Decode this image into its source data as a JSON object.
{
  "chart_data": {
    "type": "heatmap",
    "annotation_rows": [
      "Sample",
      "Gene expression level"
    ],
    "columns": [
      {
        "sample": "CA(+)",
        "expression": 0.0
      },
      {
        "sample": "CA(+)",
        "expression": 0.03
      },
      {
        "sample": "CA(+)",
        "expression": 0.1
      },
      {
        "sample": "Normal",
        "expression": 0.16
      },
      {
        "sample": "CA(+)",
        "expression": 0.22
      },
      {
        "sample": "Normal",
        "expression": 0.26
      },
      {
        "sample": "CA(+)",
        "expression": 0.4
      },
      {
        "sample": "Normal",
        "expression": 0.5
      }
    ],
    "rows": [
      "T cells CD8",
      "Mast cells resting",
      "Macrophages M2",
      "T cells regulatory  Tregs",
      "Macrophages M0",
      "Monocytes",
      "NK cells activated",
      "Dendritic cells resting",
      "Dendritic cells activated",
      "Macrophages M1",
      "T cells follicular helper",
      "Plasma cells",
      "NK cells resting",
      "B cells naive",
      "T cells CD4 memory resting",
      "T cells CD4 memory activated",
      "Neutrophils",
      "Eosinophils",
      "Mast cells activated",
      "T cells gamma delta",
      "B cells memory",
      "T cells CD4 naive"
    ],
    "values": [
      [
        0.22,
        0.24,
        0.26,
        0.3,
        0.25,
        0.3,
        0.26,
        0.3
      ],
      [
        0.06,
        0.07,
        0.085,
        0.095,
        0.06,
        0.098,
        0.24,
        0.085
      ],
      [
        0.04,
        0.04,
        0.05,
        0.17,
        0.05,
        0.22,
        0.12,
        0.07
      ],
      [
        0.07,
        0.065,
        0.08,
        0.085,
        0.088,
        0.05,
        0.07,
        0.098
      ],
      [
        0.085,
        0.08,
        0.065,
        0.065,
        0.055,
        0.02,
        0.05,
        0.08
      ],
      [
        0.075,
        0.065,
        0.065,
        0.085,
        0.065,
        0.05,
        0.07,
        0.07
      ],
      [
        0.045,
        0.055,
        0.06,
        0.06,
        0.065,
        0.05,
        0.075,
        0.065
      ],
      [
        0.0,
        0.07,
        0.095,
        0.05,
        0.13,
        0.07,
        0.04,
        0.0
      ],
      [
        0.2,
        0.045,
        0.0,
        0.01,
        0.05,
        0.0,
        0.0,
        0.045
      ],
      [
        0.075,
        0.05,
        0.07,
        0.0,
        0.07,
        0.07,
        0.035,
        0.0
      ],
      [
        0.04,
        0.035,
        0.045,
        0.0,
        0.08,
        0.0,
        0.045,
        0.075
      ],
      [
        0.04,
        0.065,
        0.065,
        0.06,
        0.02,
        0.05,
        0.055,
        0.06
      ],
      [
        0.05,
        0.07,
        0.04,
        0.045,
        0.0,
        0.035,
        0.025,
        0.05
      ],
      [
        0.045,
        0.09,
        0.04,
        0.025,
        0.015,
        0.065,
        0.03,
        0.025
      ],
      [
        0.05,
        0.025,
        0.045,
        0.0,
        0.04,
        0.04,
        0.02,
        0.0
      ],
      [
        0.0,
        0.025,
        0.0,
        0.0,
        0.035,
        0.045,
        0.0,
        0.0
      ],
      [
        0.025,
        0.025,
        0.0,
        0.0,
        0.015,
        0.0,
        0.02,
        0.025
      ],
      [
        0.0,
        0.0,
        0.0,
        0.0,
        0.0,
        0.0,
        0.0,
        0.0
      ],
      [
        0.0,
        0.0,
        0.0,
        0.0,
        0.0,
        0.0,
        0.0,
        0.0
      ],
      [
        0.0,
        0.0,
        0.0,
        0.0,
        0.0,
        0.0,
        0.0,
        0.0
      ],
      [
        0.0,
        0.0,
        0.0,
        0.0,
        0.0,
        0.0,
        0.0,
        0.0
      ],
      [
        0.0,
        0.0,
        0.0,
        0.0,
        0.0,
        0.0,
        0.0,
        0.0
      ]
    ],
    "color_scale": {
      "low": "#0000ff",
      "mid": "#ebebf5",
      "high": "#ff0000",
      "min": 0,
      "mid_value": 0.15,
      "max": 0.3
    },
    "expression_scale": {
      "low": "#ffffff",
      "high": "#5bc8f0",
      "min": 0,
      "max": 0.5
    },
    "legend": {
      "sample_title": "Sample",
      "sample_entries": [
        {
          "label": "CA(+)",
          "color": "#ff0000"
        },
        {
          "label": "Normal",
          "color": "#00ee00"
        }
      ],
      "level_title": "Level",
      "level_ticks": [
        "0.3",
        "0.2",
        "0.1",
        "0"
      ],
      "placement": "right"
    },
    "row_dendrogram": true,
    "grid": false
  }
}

-- -- --

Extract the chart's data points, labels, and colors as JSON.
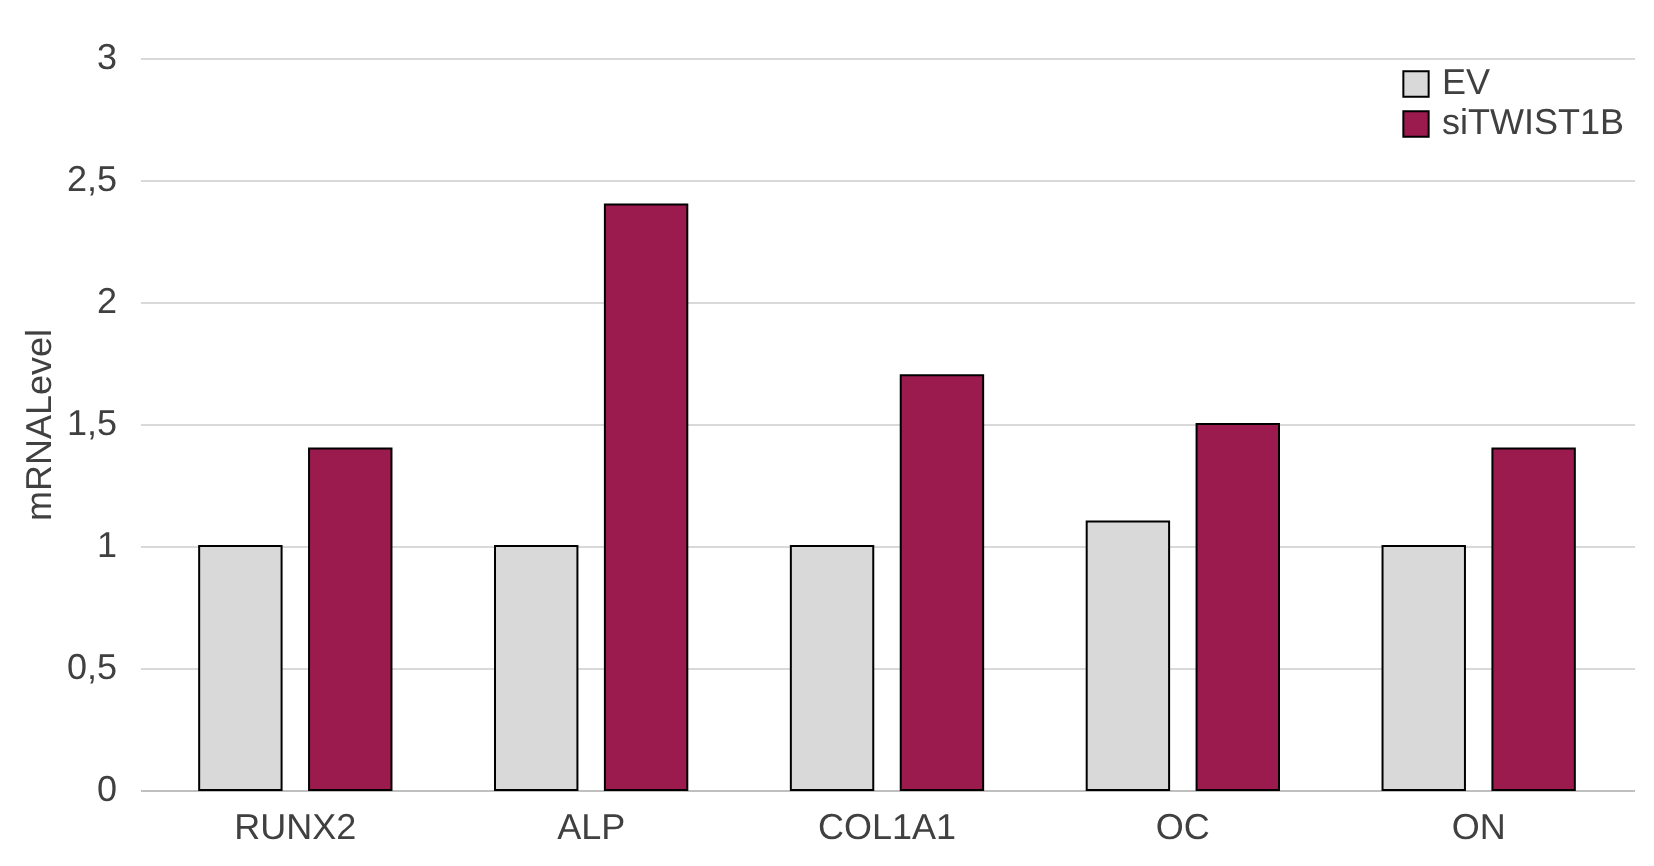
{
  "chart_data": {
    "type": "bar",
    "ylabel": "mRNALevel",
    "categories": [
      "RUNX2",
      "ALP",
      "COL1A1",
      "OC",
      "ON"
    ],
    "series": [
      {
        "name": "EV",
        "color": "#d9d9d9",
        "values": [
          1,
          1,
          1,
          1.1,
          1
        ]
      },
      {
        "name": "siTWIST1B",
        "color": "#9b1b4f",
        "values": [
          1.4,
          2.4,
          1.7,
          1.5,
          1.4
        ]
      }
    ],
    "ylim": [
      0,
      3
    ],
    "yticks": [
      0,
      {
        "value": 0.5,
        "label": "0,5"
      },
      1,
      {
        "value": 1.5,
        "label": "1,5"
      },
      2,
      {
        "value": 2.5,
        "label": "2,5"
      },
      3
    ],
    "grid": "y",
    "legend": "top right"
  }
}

-- -- --

Which of the lines in the material above contain "Mast"? Copy each one out.

■ SOLUTION TO THIS TASK:
      "Mast cells resting",
      "Mast cells activated",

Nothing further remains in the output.